→ Problem to solve:
Output the lines that follow exactly as they are.

→ Data extract:

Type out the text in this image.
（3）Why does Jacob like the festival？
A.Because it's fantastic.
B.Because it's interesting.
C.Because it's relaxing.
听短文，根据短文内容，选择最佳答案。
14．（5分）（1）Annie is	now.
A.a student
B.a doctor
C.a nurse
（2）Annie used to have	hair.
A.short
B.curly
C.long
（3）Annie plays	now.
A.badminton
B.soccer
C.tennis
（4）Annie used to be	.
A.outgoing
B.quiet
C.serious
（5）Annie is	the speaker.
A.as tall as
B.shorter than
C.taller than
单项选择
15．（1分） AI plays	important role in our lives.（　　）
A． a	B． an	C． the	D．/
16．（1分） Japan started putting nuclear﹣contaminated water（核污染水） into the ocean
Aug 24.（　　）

→ Exercise solution:
Type out the text in this image.
（3）Why does Jacob like the festival？
A.Because it's fantastic.
B.Because it's interesting.
C.Because it's relaxing.
听短文，根据短文内容，选择最佳答案。
14．（5分）（1）Annie is	now.
A.a student
B.a doctor
C.a nurse
（2）Annie used to have	hair.
A.short
B.curly
C.long
（3）Annie plays	now.
A.badminton
B.soccer
C.tennis
（4）Annie used to be	.
A.outgoing
B.quiet
C.serious
（5）Annie is	the speaker.
A.as tall as
B.shorter than
C.taller than
单项选择
15．（1分） AI plays	important role in our lives.（　　）
A． a	B． an	C． the	D．/
16．（1分） Japan started putting nuclear﹣contaminated water（核污染水） into the ocean
Aug 24.（　　）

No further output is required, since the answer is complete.